Data, Telemetry, and Metrics

  

Bug Data

The simplest form of quality data would be bug reports. As issues are reported, they are logged to a bug database and then burn-down rates can be tracked to project whether engineering is on track to release on schedule. There are best practices in regard to what bug data is captured and how it helps drive engineering system improvements by knowing what types of issues have occurred, how they were discovered, and when in the SLDC the issues were found.


Test Pass Data

Test automation, manual test passes, and bug bashes can all capture data on achieved coverage (code or feature level), configurations tested, and bugs or successful results.


Pre-Release Telemetry and Flight Rings

Applications such as Microsoft Windows, have made extensive use of telemetry that enables it to deploy using flight rings. The first step is to add the telemetry code to the application such that as that code executes, it reports to a server, application insights. This insights data can log failure conditions or successful feature completions. This data can log performance measures and the only limit to what can be measured is based on the developer imagination in conjunction with privacy laws and regulations. With good telemetry, flight rings can begin to be used to gauge quality and unlock deployment gates.

### Given records
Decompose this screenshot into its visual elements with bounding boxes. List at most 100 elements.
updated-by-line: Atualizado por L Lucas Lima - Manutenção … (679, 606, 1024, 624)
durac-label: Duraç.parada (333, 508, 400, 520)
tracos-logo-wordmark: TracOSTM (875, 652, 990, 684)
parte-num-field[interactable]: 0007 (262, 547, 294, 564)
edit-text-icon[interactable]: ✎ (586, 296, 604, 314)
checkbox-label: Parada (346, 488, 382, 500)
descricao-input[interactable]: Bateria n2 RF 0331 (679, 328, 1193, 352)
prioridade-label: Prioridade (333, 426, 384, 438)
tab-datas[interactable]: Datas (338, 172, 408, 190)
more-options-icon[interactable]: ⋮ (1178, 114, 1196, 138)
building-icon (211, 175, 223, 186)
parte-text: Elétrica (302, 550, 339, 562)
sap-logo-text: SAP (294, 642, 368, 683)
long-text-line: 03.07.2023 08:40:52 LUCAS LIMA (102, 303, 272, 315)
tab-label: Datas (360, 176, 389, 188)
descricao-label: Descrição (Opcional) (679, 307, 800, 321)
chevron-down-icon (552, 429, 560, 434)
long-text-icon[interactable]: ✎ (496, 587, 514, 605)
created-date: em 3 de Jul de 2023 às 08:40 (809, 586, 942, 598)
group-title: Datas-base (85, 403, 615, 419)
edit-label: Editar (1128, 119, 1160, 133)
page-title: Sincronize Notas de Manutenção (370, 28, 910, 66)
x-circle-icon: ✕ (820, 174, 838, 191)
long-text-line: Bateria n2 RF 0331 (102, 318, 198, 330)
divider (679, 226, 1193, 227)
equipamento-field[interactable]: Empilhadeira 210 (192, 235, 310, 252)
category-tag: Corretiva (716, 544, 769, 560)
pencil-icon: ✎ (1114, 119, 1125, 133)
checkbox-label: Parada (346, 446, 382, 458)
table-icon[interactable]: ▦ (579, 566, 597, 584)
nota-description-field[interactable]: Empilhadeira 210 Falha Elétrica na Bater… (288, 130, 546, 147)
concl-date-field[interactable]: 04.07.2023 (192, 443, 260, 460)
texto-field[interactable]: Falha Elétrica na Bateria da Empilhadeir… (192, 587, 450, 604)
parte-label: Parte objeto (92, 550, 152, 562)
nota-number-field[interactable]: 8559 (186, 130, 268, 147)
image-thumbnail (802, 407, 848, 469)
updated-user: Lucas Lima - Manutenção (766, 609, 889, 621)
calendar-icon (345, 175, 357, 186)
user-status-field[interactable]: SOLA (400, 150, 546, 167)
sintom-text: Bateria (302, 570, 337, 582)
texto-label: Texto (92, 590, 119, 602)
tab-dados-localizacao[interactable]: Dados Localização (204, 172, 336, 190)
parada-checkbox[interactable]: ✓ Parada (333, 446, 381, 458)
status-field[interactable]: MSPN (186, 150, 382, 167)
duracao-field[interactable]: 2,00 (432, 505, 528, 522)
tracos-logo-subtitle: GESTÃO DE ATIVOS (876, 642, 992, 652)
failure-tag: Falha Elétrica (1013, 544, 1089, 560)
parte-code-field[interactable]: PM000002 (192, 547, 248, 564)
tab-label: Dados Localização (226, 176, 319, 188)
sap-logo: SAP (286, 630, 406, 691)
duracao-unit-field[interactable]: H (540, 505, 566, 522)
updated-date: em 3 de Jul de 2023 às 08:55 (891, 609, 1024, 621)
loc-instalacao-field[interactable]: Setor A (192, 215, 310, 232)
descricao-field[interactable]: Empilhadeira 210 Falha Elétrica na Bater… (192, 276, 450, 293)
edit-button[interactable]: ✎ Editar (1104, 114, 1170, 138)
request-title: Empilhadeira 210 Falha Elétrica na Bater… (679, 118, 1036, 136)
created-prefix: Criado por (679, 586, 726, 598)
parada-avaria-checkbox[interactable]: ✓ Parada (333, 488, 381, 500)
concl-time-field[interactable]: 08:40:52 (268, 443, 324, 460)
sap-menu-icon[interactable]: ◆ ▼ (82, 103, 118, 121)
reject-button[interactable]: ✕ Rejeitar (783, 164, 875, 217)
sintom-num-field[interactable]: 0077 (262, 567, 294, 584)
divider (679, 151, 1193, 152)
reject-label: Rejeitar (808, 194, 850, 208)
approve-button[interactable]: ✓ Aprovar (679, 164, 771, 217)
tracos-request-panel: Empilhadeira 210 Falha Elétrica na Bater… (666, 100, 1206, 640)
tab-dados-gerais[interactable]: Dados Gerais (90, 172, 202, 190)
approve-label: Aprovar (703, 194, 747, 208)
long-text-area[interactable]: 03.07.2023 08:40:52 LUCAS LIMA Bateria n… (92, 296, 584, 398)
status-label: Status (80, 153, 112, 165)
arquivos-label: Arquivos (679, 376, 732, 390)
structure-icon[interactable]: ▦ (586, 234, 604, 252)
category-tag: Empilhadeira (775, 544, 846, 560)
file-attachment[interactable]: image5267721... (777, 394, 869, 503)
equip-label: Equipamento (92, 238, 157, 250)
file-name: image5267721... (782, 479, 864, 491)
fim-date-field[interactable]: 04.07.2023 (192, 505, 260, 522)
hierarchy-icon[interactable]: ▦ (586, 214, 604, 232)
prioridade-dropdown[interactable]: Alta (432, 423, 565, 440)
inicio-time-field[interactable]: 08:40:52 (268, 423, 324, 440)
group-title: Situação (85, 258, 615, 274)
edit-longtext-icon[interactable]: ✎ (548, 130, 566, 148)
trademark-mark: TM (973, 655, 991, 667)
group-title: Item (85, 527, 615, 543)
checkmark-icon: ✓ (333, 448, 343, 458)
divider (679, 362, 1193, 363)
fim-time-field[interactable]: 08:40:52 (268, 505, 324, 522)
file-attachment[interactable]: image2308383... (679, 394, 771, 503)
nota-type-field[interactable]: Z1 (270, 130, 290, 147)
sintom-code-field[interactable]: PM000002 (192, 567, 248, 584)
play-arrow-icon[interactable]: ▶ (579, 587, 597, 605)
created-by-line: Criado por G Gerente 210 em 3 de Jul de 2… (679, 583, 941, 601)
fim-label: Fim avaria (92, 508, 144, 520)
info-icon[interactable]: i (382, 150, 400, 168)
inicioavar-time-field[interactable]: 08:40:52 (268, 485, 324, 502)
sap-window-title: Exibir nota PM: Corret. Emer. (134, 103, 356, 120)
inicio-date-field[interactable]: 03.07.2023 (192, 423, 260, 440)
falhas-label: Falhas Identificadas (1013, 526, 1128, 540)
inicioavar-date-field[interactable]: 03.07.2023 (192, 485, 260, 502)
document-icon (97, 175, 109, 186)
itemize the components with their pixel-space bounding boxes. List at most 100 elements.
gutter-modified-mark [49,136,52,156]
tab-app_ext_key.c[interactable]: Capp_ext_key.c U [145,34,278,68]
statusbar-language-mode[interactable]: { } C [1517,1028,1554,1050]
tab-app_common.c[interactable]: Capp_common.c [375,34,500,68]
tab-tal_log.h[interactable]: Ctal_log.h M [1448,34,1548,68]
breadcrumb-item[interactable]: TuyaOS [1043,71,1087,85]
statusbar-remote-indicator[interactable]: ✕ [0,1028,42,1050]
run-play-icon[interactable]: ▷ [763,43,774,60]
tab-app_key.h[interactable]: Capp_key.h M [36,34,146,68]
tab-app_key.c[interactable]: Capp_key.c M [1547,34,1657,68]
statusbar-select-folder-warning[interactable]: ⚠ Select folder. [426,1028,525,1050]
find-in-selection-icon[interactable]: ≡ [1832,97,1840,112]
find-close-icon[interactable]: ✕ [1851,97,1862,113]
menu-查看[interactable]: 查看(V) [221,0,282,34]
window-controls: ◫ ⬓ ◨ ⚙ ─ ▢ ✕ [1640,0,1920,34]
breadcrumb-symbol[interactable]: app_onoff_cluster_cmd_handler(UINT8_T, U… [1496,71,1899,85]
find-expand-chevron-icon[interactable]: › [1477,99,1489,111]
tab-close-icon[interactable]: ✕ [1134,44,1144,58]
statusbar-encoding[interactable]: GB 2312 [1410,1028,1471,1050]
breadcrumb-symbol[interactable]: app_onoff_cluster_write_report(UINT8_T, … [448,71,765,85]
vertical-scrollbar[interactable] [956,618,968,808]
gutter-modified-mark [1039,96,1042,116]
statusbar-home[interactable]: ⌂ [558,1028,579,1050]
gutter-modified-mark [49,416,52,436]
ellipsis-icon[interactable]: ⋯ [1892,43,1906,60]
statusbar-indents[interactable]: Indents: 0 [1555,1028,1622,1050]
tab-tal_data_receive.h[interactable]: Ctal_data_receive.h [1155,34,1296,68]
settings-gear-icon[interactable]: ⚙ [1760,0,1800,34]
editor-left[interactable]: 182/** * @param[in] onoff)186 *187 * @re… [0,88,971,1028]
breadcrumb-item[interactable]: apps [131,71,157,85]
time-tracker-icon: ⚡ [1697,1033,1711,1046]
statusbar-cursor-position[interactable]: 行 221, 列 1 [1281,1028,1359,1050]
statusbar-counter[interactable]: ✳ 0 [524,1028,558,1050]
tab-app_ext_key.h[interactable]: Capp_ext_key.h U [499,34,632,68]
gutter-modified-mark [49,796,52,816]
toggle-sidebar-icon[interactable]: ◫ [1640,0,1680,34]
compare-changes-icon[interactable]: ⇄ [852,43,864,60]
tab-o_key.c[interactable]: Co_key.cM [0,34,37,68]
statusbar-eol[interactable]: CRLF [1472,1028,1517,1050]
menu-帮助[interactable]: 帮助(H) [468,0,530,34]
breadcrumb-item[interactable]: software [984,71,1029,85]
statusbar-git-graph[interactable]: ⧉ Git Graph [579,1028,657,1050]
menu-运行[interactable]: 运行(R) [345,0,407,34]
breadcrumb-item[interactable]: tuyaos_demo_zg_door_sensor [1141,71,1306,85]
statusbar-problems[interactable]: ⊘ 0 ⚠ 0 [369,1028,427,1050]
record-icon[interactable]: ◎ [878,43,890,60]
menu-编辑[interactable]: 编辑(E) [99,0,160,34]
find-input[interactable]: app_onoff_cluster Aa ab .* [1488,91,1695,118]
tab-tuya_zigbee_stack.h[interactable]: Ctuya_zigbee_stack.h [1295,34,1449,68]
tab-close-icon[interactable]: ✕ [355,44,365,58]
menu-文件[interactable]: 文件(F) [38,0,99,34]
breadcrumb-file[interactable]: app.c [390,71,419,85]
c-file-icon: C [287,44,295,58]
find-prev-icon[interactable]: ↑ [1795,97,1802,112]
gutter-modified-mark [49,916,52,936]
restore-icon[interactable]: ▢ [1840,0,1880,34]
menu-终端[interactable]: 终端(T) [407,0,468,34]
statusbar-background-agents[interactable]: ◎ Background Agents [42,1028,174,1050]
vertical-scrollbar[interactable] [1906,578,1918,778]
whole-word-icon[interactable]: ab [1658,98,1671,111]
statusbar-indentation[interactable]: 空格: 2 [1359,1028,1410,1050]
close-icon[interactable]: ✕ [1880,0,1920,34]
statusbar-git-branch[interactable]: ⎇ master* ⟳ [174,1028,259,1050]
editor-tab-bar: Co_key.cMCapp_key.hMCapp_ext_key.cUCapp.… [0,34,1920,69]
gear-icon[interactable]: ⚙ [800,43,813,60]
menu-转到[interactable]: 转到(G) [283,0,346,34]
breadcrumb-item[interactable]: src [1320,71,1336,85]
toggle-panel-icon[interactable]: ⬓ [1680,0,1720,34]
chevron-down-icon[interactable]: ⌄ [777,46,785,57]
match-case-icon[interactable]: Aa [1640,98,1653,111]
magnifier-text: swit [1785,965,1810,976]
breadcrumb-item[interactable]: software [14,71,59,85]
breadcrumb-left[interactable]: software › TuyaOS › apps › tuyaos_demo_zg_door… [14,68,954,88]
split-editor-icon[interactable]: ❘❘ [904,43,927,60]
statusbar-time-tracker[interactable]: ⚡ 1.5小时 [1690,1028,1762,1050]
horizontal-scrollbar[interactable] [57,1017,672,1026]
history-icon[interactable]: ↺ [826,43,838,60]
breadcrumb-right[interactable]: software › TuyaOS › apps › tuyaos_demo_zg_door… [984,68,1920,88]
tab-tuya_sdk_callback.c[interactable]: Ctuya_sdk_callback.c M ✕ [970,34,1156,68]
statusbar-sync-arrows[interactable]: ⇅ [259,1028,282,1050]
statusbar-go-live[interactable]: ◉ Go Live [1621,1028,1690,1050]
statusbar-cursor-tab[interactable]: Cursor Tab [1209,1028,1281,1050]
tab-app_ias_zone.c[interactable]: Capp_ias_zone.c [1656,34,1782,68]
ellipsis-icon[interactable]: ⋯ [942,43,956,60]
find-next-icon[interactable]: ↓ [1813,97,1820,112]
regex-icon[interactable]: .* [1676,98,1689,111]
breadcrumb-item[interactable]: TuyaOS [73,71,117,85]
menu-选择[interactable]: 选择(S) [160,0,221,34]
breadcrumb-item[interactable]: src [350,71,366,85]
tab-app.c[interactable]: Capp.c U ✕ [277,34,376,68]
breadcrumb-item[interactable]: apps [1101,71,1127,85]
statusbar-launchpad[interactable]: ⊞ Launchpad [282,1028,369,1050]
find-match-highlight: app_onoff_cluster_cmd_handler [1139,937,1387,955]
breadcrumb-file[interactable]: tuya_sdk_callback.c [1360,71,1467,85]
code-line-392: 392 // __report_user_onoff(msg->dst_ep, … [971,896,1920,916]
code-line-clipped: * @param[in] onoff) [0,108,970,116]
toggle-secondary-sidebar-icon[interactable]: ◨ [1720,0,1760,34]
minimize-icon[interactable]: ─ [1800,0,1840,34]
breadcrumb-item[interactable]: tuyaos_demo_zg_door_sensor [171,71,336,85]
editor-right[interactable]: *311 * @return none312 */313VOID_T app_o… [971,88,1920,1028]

### Work to do
Summarize the text on data, telemetry, and metrics in three sentences. The rows are separate material and are not part of the text.

### Correct response
Bug reports, the simplest form of quality data, are logged to a bug database so that burn-down rates can be tracked to project whether engineering is on track to release on schedule. Test automation, manual test passes, and bug bashes can capture data on achieved coverage, configurations tested, and bugs or successful results. Applications such as Microsoft Windows add telemetry code that reports to a server and can log failure conditions, successful feature completions, and performance measures, and with good telemetry, flight rings can be used to gauge quality and unlock deployment gates.